Word for word, print each line of the listing below; pictures stay out.

Source records:
#####

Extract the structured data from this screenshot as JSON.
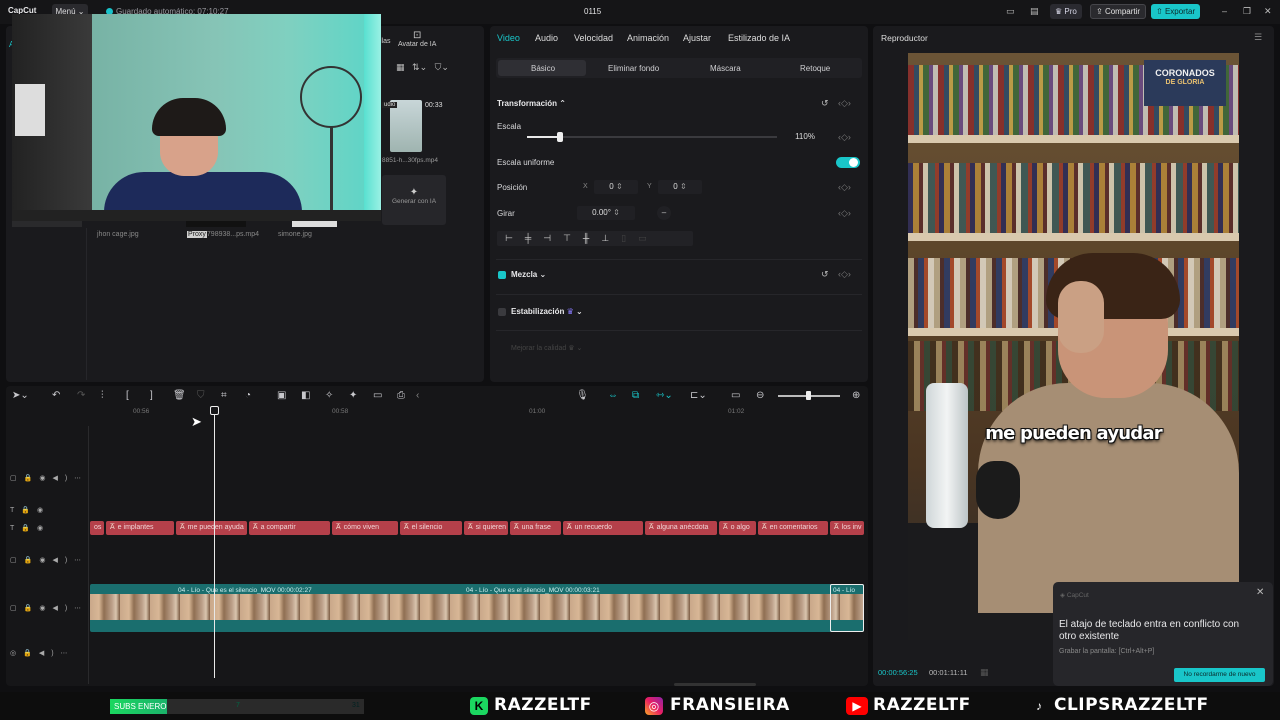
{
  "app": {
    "logo": "CapCut",
    "menu_label": "Menú",
    "autosave": "Guardado automático: 07:10:27",
    "project_title": "0115",
    "pro_label": "Pro",
    "share_label": "Compartir",
    "export_label": "Exportar"
  },
  "media": {
    "tab_partial": "llas",
    "avatar_tab": "Avatar de IA",
    "left_tab_initial": "A",
    "video_tag": "udio",
    "video_duration": "00:33",
    "video_name": "8851-h...30fps.mp4",
    "generate_ai": "Generar con IA",
    "items": [
      {
        "name": "jhon cage.jpg"
      },
      {
        "proxy": "Proxy",
        "name": "798938...ps.mp4"
      },
      {
        "name": "simone.jpg"
      }
    ]
  },
  "props": {
    "tabs": [
      "Video",
      "Audio",
      "Velocidad",
      "Animación",
      "Ajustar",
      "Estilizado de IA"
    ],
    "subtabs": [
      "Básico",
      "Eliminar fondo",
      "Máscara",
      "Retoque"
    ],
    "transform_title": "Transformación",
    "scale_label": "Escala",
    "scale_value": "110%",
    "scale_fraction": 0.13,
    "uniform_label": "Escala uniforme",
    "uniform_on": true,
    "position_label": "Posición",
    "pos_x_label": "X",
    "pos_x": "0",
    "pos_y_label": "Y",
    "pos_y": "0",
    "rotate_label": "Girar",
    "rotate_value": "0.00°",
    "blend_label": "Mezcla",
    "blend_checked": true,
    "stabilize_label": "Estabilización",
    "stabilize_checked": false,
    "enhance_label": "Mejorar la calidad"
  },
  "player": {
    "title": "Reproductor",
    "subtitle": "me pueden ayudar",
    "badge_line1": "CORONADOS",
    "badge_line2": "DE GLORIA",
    "current_time": "00:00:56:25",
    "total_time": "00:01:11:11"
  },
  "toast": {
    "app": "CapCut",
    "message": "El atajo de teclado entra en conflicto con otro existente",
    "hint": "Grabar la pantalla: [Ctrl+Alt+P]",
    "button": "No recordarme de nuevo"
  },
  "timeline": {
    "ruler": [
      "00:56",
      "00:58",
      "01:00",
      "01:02"
    ],
    "captions": [
      {
        "text": "os"
      },
      {
        "text": "e implantes"
      },
      {
        "text": "me pueden ayuda"
      },
      {
        "text": "a compartir"
      },
      {
        "text": "cómo viven"
      },
      {
        "text": "el silencio"
      },
      {
        "text": "si quieren"
      },
      {
        "text": "una frase"
      },
      {
        "text": "un recuerdo"
      },
      {
        "text": "alguna anécdota"
      },
      {
        "text": "o algo"
      },
      {
        "text": "en comentarios"
      },
      {
        "text": "los inv"
      }
    ],
    "caption_tag": "A̅",
    "video_labels": [
      "04 - Lío - Que es el silencio_MOV  00:00:02:27",
      "04 - Lío - Que es el silencio_MOV  00:00:03:21",
      "04 - Lío"
    ]
  },
  "overlay": {
    "subs_label": "SUBS ENERO",
    "subs_current": "7",
    "subs_goal": "31",
    "socials": [
      {
        "icon": "kick-icon",
        "handle": "RAZZELTF"
      },
      {
        "icon": "instagram-icon",
        "handle": "FRANSIEIRA"
      },
      {
        "icon": "youtube-icon",
        "handle": "RAZZELTF"
      },
      {
        "icon": "tiktok-icon",
        "handle": "CLIPSRAZZELTF"
      }
    ]
  },
  "colors": {
    "accent": "#19c6c9",
    "caption_track": "#b5404a",
    "video_track": "#1a6e6e",
    "subs_green": "#1bd760"
  }
}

#####

Exercise response ▸
Extract the structured data from this screenshot as JSON.
{
  "app": {
    "logo": "CapCut",
    "menu_label": "Menú",
    "autosave": "Guardado automático: 07:10:27",
    "project_title": "0115",
    "pro_label": "Pro",
    "share_label": "Compartir",
    "export_label": "Exportar"
  },
  "media": {
    "tab_partial": "llas",
    "avatar_tab": "Avatar de IA",
    "left_tab_initial": "A",
    "video_tag": "udio",
    "video_duration": "00:33",
    "video_name": "8851-h...30fps.mp4",
    "generate_ai": "Generar con IA",
    "items": [
      {
        "name": "jhon cage.jpg"
      },
      {
        "proxy": "Proxy",
        "name": "798938...ps.mp4"
      },
      {
        "name": "simone.jpg"
      }
    ]
  },
  "props": {
    "tabs": [
      "Video",
      "Audio",
      "Velocidad",
      "Animación",
      "Ajustar",
      "Estilizado de IA"
    ],
    "subtabs": [
      "Básico",
      "Eliminar fondo",
      "Máscara",
      "Retoque"
    ],
    "transform_title": "Transformación",
    "scale_label": "Escala",
    "scale_value": "110%",
    "scale_fraction": 0.13,
    "uniform_label": "Escala uniforme",
    "uniform_on": true,
    "position_label": "Posición",
    "pos_x_label": "X",
    "pos_x": "0",
    "pos_y_label": "Y",
    "pos_y": "0",
    "rotate_label": "Girar",
    "rotate_value": "0.00°",
    "blend_label": "Mezcla",
    "blend_checked": true,
    "stabilize_label": "Estabilización",
    "stabilize_checked": false,
    "enhance_label": "Mejorar la calidad"
  },
  "player": {
    "title": "Reproductor",
    "subtitle": "me pueden ayudar",
    "badge_line1": "CORONADOS",
    "badge_line2": "DE GLORIA",
    "current_time": "00:00:56:25",
    "total_time": "00:01:11:11"
  },
  "toast": {
    "app": "CapCut",
    "message": "El atajo de teclado entra en conflicto con otro existente",
    "hint": "Grabar la pantalla: [Ctrl+Alt+P]",
    "button": "No recordarme de nuevo"
  },
  "timeline": {
    "ruler": [
      "00:56",
      "00:58",
      "01:00",
      "01:02"
    ],
    "captions": [
      {
        "text": "os"
      },
      {
        "text": "e implantes"
      },
      {
        "text": "me pueden ayuda"
      },
      {
        "text": "a compartir"
      },
      {
        "text": "cómo viven"
      },
      {
        "text": "el silencio"
      },
      {
        "text": "si quieren"
      },
      {
        "text": "una frase"
      },
      {
        "text": "un recuerdo"
      },
      {
        "text": "alguna anécdota"
      },
      {
        "text": "o algo"
      },
      {
        "text": "en comentarios"
      },
      {
        "text": "los inv"
      }
    ],
    "caption_tag": "A̅",
    "video_labels": [
      "04 - Lío - Que es el silencio_MOV  00:00:02:27",
      "04 - Lío - Que es el silencio_MOV  00:00:03:21",
      "04 - Lío"
    ]
  },
  "overlay": {
    "subs_label": "SUBS ENERO",
    "subs_current": "7",
    "subs_goal": "31",
    "socials": [
      {
        "icon": "kick-icon",
        "handle": "RAZZELTF"
      },
      {
        "icon": "instagram-icon",
        "handle": "FRANSIEIRA"
      },
      {
        "icon": "youtube-icon",
        "handle": "RAZZELTF"
      },
      {
        "icon": "tiktok-icon",
        "handle": "CLIPSRAZZELTF"
      }
    ]
  },
  "colors": {
    "accent": "#19c6c9",
    "caption_track": "#b5404a",
    "video_track": "#1a6e6e",
    "subs_green": "#1bd760"
  }
}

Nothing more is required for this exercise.